(Collected data entries)
<<<<
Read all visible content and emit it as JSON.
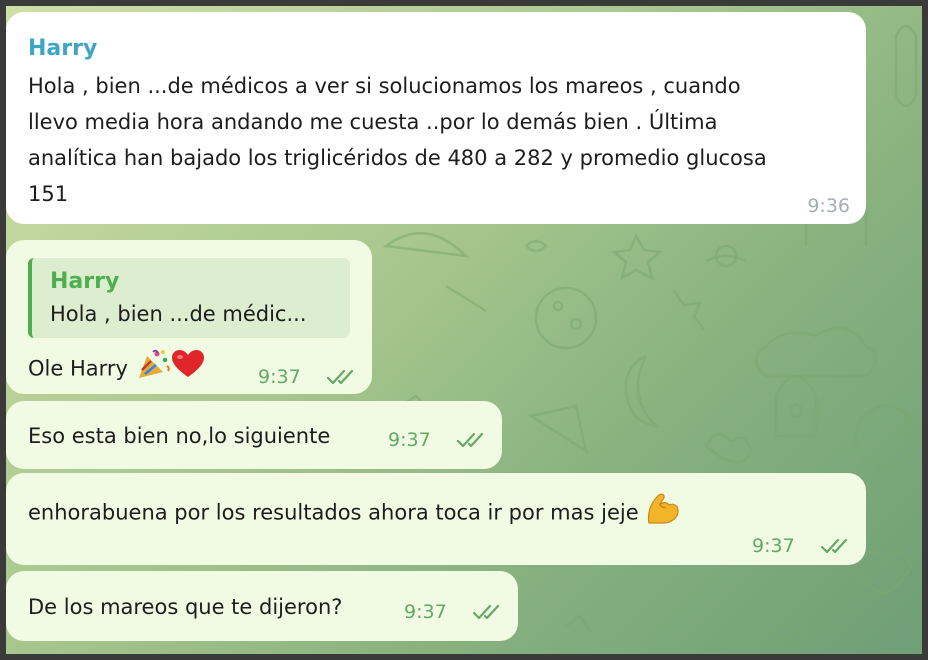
{
  "messages": [
    {
      "sender": "Harry",
      "lines": [
        "Hola , bien ...de médicos a ver si solucionamos los mareos , cuando",
        "llevo media hora andando me cuesta ..por lo demás bien .  Última",
        "analítica han bajado los triglicéridos de 480 a 282 y promedio glucosa",
        "151"
      ],
      "time": "9:36"
    },
    {
      "reply_to": {
        "sender": "Harry",
        "snippet": "Hola , bien ...de médic..."
      },
      "text": "Ole Harry",
      "emojis": [
        "party-popper",
        "red-heart"
      ],
      "time": "9:37",
      "status": "read"
    },
    {
      "text": "Eso esta bien no,lo siguiente",
      "time": "9:37",
      "status": "read"
    },
    {
      "text": "enhorabuena por los resultados ahora toca ir por mas jeje",
      "emojis": [
        "flexed-biceps"
      ],
      "time": "9:37",
      "status": "read"
    },
    {
      "text": "De los mareos que te dijeron?",
      "time": "9:37",
      "status": "read"
    }
  ],
  "colors": {
    "sender_name": "#3fa5c6",
    "reply_accent": "#4fae4e",
    "outgoing_bubble": "#f1fbe3",
    "incoming_bubble": "#ffffff",
    "outgoing_time": "#63a866",
    "incoming_time": "#a4adb3"
  }
}
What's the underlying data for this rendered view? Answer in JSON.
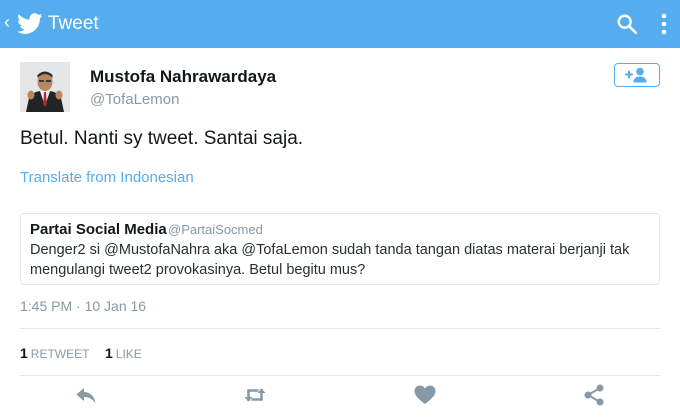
{
  "app_bar": {
    "title": "Tweet",
    "back_icon": "chevron-left-icon",
    "logo_icon": "twitter-bird-icon",
    "search_icon": "search-icon",
    "more_icon": "more-vertical-icon"
  },
  "colors": {
    "brand": "#55acee",
    "text_primary": "#14171a",
    "text_secondary": "#8899a6",
    "divider": "#e1e8ed"
  },
  "tweet": {
    "author_name": "Mustofa Nahrawardaya",
    "author_handle": "@TofaLemon",
    "text": "Betul. Nanti sy tweet. Santai saja.",
    "translate_link": "Translate from Indonesian",
    "timestamp": "1:45 PM · 10 Jan 16"
  },
  "quoted_tweet": {
    "author_name": "Partai Social Media",
    "author_handle": "@PartaiSocmed",
    "text": "Denger2 si @MustofaNahra aka @TofaLemon sudah tanda tangan diatas materai berjanji tak mengulangi tweet2 provokasinya. Betul begitu mus?"
  },
  "stats": {
    "retweets": {
      "count": "1",
      "label": "RETWEET"
    },
    "likes": {
      "count": "1",
      "label": "LIKE"
    }
  },
  "actions": [
    "reply-icon",
    "retweet-icon",
    "heart-icon",
    "share-icon"
  ]
}
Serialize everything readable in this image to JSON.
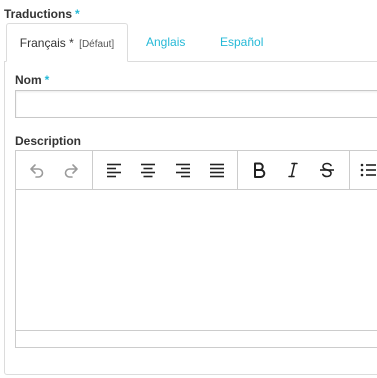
{
  "translations": {
    "label": "Traductions",
    "required_mark": "*"
  },
  "tabs": [
    {
      "label": "Français *",
      "note": "[Défaut]",
      "active": true
    },
    {
      "label": "Anglais",
      "active": false
    },
    {
      "label": "Español",
      "active": false
    }
  ],
  "name_field": {
    "label": "Nom",
    "required_mark": "*",
    "value": "",
    "placeholder": ""
  },
  "description": {
    "label": "Description",
    "content": ""
  },
  "toolbar": {
    "buttons": [
      {
        "icon": "undo-icon"
      },
      {
        "icon": "redo-icon"
      },
      {
        "icon": "align-left-icon"
      },
      {
        "icon": "align-center-icon"
      },
      {
        "icon": "align-right-icon"
      },
      {
        "icon": "align-justify-icon"
      },
      {
        "icon": "bold-icon"
      },
      {
        "icon": "italic-icon"
      },
      {
        "icon": "strikethrough-icon"
      },
      {
        "icon": "bullet-list-icon"
      }
    ]
  },
  "colors": {
    "accent": "#25b9d7",
    "text": "#333333",
    "border": "#dcdcdc",
    "icon": "#222222",
    "icon_disabled": "#9a9a9a"
  }
}
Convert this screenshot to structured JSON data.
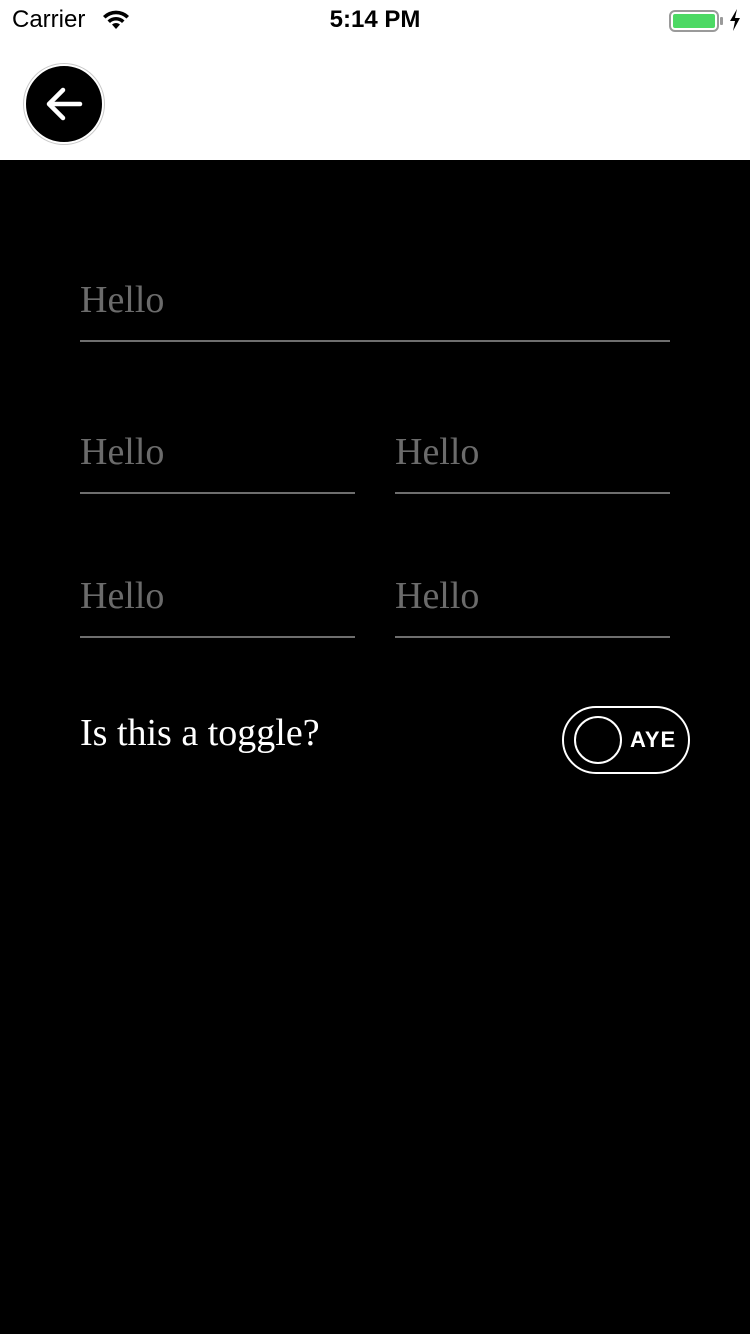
{
  "status_bar": {
    "carrier": "Carrier",
    "time": "5:14 PM",
    "wifi_icon": "wifi-icon",
    "battery_icon": "battery-icon",
    "charging_icon": "charging-bolt-icon",
    "battery_color": "#4cd964"
  },
  "nav": {
    "back_icon": "arrow-left-icon"
  },
  "form": {
    "fields": [
      {
        "placeholder": "Hello",
        "value": ""
      },
      {
        "placeholder": "Hello",
        "value": ""
      },
      {
        "placeholder": "Hello",
        "value": ""
      },
      {
        "placeholder": "Hello",
        "value": ""
      },
      {
        "placeholder": "Hello",
        "value": ""
      }
    ],
    "toggle_label": "Is this a toggle?",
    "toggle_text": "AYE"
  }
}
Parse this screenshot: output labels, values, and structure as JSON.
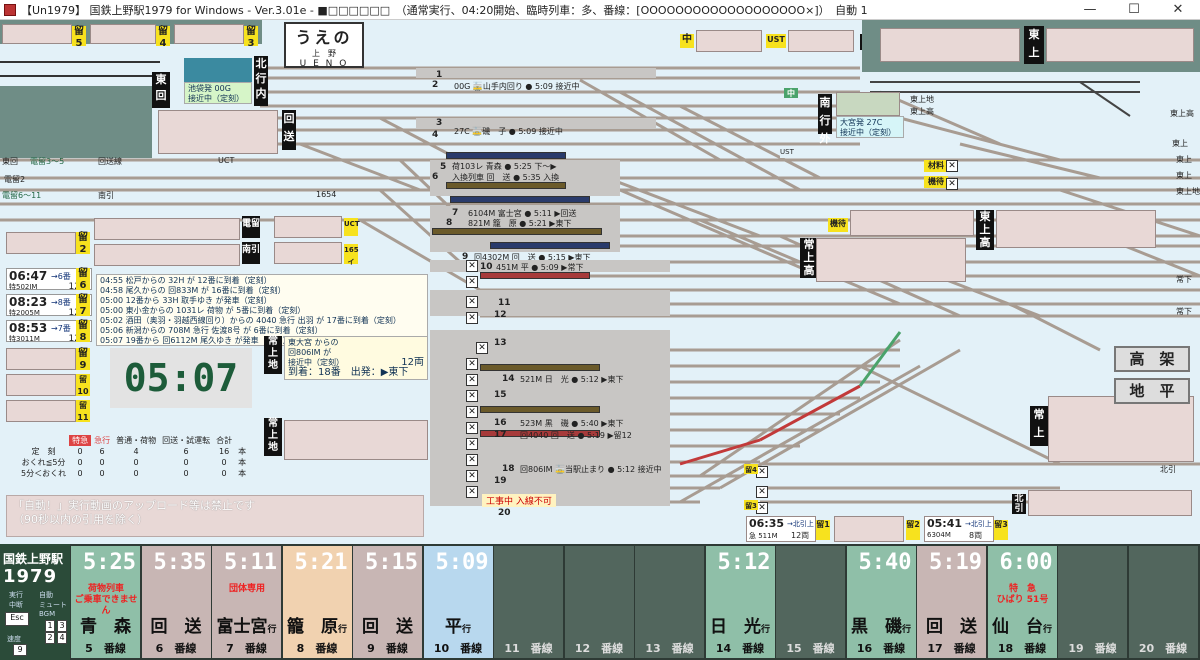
{
  "window": {
    "title": "【Un1979】 国鉄上野駅1979 for Windows - Ver.3.01e - ■□□□□□□　（通常実行、04:20開始、臨時列車：多、番線：[OOOOOOOOOOOOOOOOOOO×]）　自動 1",
    "min": "—",
    "max": "☐",
    "close": "✕"
  },
  "station_sign": {
    "kana": "うえの",
    "kanji": "上　野",
    "romaji": "U E N O"
  },
  "top_labels": {
    "ryu5": "留\n5",
    "ryu4": "留\n4",
    "ryu3": "留\n3",
    "chu": "中",
    "ust_top": "UST",
    "kai_top": "回",
    "tojo_top": "東上",
    "hokko_nai": "北行内",
    "higashi_kai": "東回",
    "kaiso": "回送",
    "nanko_gai": "南行外",
    "chu2": "中",
    "tojo_r": "東上",
    "jo_taka": "常上高",
    "tojo_taka": "東上高",
    "jo_chi": "常上地",
    "jo_chi2": "常上地",
    "jo_jo": "常上",
    "kitahiki": "北引",
    "higashi_chi": "東上地",
    "shunso": "材料",
    "kiso": "機待",
    "kiso2": "機待",
    "ryu2": "留\n2",
    "nanhiki": "南引",
    "ucti": "UCT",
    "165": "165イ",
    "ryu6": "留\n6",
    "ryu7": "留\n7",
    "ryu8": "留\n8",
    "ryu9": "留\n9",
    "ryu10": "留\n10",
    "ryu11": "留\n11",
    "denryu": "電留",
    "tosen": "東回",
    "ust": "UST",
    "uct": "UCT",
    "1654": "1654"
  },
  "track_labels": {
    "east": [
      "東回",
      "電留3〜5",
      "回送線",
      "電留2",
      "電留6〜11",
      "南引"
    ],
    "right": [
      "東上地",
      "東上高",
      "東上高",
      "東上",
      "東上",
      "東上",
      "常下",
      "常下",
      "北引"
    ]
  },
  "platform_texts": {
    "p1": "1",
    "p2": "2",
    "p2_info": "00G 🚋山手内回り ● 5:09 接近中",
    "p3": "3",
    "p4": "4",
    "p4_info": "27C 🚋磯　子 ● 5:09 接近中",
    "p5": "5",
    "p5_info": "荷103レ 青森 ● 5:25 下〜▶",
    "p6": "6",
    "p6_info": "入換列車 回　送 ● 5:35 入換",
    "p7": "7",
    "p7_info": "6104M 富士宮 ● 5:11 ▶回送",
    "p8": "8",
    "p8_info": "821M 籠　原 ● 5:21 ▶東下",
    "p9": "9",
    "p9_info": "回4302M 回　送 ● 5:15 ▶東下",
    "p10": "10",
    "p10_info": "451M 平 ● 5:09 ▶常下",
    "p11": "11",
    "p12": "12",
    "p13": "13",
    "p14": "14",
    "p14_info": "521M 日　光 ● 5:12 ▶東下",
    "p15": "15",
    "p16": "16",
    "p16_info": "523M 黒　磯 ● 5:40 ▶東下",
    "p17": "17",
    "p17_info": "回4040 回　送 ● 5:19 ▶留12",
    "p18": "18",
    "p18_info": "回806IM 🚋当駅止まり ● 5:12 接近中",
    "p19": "19",
    "p20": "20",
    "p20_warn": "工事中 入線不可"
  },
  "left_info": {
    "ikebukuro": "池袋発 00G",
    "ikebukuro2": "接近中（定刻）",
    "omiya": "大宮発 27C",
    "omiya2": "接近中（定刻）"
  },
  "dep_cards": [
    {
      "time": "06:47",
      "to": "→6番",
      "name": "特502IM",
      "cars": "12両"
    },
    {
      "time": "08:23",
      "to": "→8番",
      "name": "特2005M",
      "cars": "12両"
    },
    {
      "time": "08:53",
      "to": "→7番",
      "name": "特3011M",
      "cars": "12両"
    }
  ],
  "log": [
    "04:55 松戸からの 32H が 12番に到着（定刻）",
    "04:58 尾久からの 回833M が 16番に到着（定刻）",
    "05:00 12番から 33H 取手ゆき が発車（定刻）",
    "05:00 東小金からの 1031レ 荷物 が 5番に到着（定刻）",
    "05:02 酒田（奥羽・羽越西線回り）からの 4040 急行 出羽 が 17番に到着（定刻）",
    "05:06 新潟からの 708M 急行 佐渡8号 が 6番に到着（定刻）",
    "05:07 19番から 回6112M 尾久ゆき が発車（定刻）"
  ],
  "arrival_panel": {
    "from": "東大宮 からの",
    "train": "回806IM が",
    "status": "接近中（定刻）",
    "cars": "12両",
    "arrive_label": "到着：",
    "arrive_track": "18番",
    "dep_label": "出発：",
    "dep_dir": "▶東下"
  },
  "clock": "05:07",
  "buttons": {
    "koka": "高　架",
    "chihei": "地　平"
  },
  "stats": {
    "headers": [
      "",
      "特急",
      "急行",
      "普通・荷物",
      "回送・試運転",
      "合計",
      ""
    ],
    "rows": [
      [
        "定　刻",
        "0",
        "6",
        "4",
        "6",
        "16",
        "本"
      ],
      [
        "おくれ≦5分",
        "0",
        "0",
        "0",
        "0",
        "0",
        "本"
      ],
      [
        "5分＜おくれ",
        "0",
        "0",
        "0",
        "0",
        "0",
        "本"
      ]
    ]
  },
  "warning": {
    "line1": "「自動！」実行動画のアップロード等は禁止です",
    "line2": "（90秒以内の引用を除く）"
  },
  "bottom_right": {
    "card1_time": "06:35",
    "card1_to": "→北引上",
    "card1_name": "急 511M",
    "card1_cars": "12両",
    "card1_ryu": "留1",
    "ryu2": "留2",
    "card2_time": "05:41",
    "card2_to": "→北引上",
    "card2_name": "6304M",
    "card2_cars": "8両",
    "card2_ryu": "留3",
    "ryu4b": "留4",
    "ryu3b": "留3"
  },
  "board": {
    "logo1": "国鉄上野駅",
    "logo2": "1979",
    "ctrl": [
      "実行",
      "中断",
      "自動",
      "ミュート",
      "BGM",
      "速度"
    ],
    "keys": [
      "Esc",
      "1",
      "2",
      "3",
      "4",
      "9"
    ],
    "columns": [
      {
        "time": "5:25",
        "note": "荷物列車\nご乗車できません",
        "dest": "青　森",
        "suf": "",
        "track": "5　番線",
        "bg": "#8fbfa8"
      },
      {
        "time": "5:35",
        "note": "",
        "dest": "回　送",
        "suf": "",
        "track": "6　番線",
        "bg": "#c8b6b4"
      },
      {
        "time": "5:11",
        "note": "団体専用",
        "dest": "富士宮",
        "suf": "行",
        "track": "7　番線",
        "bg": "#c8b6b4"
      },
      {
        "time": "5:21",
        "note": "",
        "dest": "籠　原",
        "suf": "行",
        "track": "8　番線",
        "bg": "#f1d2b0"
      },
      {
        "time": "5:15",
        "note": "",
        "dest": "回　送",
        "suf": "",
        "track": "9　番線",
        "bg": "#c8b6b4"
      },
      {
        "time": "5:09",
        "note": "",
        "dest": "平",
        "suf": "行",
        "track": "10　番線",
        "bg": "#b8d8ee"
      },
      {
        "time": "",
        "note": "",
        "dest": "",
        "suf": "",
        "track": "11　番線",
        "bg": "#52665d"
      },
      {
        "time": "",
        "note": "",
        "dest": "",
        "suf": "",
        "track": "12　番線",
        "bg": "#52665d"
      },
      {
        "time": "",
        "note": "",
        "dest": "",
        "suf": "",
        "track": "13　番線",
        "bg": "#52665d"
      },
      {
        "time": "5:12",
        "note": "",
        "dest": "日　光",
        "suf": "行",
        "track": "14　番線",
        "bg": "#8fbfa8"
      },
      {
        "time": "",
        "note": "",
        "dest": "",
        "suf": "",
        "track": "15　番線",
        "bg": "#52665d"
      },
      {
        "time": "5:40",
        "note": "",
        "dest": "黒　磯",
        "suf": "行",
        "track": "16　番線",
        "bg": "#8fbfa8"
      },
      {
        "time": "5:19",
        "note": "",
        "dest": "回　送",
        "suf": "",
        "track": "17　番線",
        "bg": "#c8b6b4"
      },
      {
        "time": "6:00",
        "note": "特　急\nひばり 51号",
        "dest": "仙　台",
        "suf": "行",
        "track": "18　番線",
        "bg": "#8fbfa8"
      },
      {
        "time": "",
        "note": "",
        "dest": "",
        "suf": "",
        "track": "19　番線",
        "bg": "#52665d"
      },
      {
        "time": "",
        "note": "",
        "dest": "",
        "suf": "",
        "track": "20　番線",
        "bg": "#52665d"
      }
    ]
  }
}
>>>>
Each line that has the word "align" should be copied.

#### EXERCISE OUTPUT
        "icon": "align-left-icon"
        "icon": "align-center-icon"
        "icon": "align-right-icon"
        "icon": "align-justify-icon"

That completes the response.